Narrow the data below down to the lines containing "level".
********************
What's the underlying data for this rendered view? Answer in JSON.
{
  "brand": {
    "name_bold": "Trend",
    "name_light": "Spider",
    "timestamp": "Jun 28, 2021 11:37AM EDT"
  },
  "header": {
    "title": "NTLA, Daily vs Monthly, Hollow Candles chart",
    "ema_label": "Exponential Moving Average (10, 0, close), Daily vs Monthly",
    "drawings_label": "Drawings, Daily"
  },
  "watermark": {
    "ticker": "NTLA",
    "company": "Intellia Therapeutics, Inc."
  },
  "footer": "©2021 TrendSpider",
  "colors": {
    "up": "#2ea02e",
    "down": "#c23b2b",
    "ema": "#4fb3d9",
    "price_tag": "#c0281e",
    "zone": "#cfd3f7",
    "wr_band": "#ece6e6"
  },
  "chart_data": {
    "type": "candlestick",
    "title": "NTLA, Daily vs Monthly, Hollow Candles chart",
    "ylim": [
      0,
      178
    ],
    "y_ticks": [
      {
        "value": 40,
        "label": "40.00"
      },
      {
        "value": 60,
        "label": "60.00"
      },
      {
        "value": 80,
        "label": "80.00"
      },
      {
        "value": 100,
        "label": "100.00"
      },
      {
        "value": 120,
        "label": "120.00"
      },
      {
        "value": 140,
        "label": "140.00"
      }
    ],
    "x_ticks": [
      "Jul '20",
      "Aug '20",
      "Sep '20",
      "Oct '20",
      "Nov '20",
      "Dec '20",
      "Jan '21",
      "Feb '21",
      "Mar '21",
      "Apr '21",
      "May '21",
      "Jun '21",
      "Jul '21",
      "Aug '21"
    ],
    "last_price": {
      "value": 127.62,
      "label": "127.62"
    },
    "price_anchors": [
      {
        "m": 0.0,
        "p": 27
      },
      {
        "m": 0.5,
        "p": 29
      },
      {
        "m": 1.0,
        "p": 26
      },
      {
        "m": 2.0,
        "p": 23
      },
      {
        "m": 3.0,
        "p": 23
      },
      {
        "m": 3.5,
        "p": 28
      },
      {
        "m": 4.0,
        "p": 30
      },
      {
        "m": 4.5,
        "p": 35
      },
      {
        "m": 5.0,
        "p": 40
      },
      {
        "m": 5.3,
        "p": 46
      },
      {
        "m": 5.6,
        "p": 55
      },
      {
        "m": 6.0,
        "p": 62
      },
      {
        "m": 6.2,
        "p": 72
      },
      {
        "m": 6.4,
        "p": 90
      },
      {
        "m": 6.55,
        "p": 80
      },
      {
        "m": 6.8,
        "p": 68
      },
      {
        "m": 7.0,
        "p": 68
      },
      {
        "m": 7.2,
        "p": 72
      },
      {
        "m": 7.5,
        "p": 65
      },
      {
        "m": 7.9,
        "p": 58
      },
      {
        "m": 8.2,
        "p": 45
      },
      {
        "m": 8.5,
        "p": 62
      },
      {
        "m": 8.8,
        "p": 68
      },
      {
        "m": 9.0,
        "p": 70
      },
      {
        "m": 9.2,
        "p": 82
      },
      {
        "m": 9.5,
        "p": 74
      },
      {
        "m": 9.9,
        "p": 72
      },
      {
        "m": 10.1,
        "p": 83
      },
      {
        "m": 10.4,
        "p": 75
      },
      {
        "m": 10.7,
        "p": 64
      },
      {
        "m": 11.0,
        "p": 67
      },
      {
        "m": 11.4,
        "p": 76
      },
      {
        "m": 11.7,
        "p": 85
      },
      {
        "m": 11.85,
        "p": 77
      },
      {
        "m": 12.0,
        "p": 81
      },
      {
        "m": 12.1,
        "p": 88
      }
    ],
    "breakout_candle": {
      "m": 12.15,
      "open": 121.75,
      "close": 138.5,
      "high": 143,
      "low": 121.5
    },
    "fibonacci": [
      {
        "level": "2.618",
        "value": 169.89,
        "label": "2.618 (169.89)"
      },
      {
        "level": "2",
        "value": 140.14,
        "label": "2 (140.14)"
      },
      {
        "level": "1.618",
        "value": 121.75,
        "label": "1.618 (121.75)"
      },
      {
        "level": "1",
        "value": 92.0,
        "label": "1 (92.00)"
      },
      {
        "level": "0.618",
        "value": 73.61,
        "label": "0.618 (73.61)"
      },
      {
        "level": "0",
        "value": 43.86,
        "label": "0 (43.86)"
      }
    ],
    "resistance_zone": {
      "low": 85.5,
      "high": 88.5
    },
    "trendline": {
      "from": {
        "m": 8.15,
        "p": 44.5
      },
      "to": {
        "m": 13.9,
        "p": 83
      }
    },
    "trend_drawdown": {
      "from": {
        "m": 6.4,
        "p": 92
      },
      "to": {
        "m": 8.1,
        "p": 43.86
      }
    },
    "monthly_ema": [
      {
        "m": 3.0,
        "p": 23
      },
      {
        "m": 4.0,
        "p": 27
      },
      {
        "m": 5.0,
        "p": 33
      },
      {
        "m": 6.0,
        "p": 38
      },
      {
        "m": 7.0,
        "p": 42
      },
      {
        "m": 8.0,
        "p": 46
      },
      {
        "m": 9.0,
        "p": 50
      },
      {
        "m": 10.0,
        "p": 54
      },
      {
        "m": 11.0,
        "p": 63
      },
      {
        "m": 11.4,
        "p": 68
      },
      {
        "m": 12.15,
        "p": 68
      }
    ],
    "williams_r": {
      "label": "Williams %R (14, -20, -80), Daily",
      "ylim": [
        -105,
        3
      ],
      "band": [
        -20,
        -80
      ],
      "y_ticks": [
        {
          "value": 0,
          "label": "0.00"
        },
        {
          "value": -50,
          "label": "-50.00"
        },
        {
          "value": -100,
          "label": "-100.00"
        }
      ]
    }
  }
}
********************
▶ [Reply to the exercise]:
        "level": "2.618",
        "level": "2",
        "level": "1.618",
        "level": "1",
        "level": "0.618",
        "level": "0",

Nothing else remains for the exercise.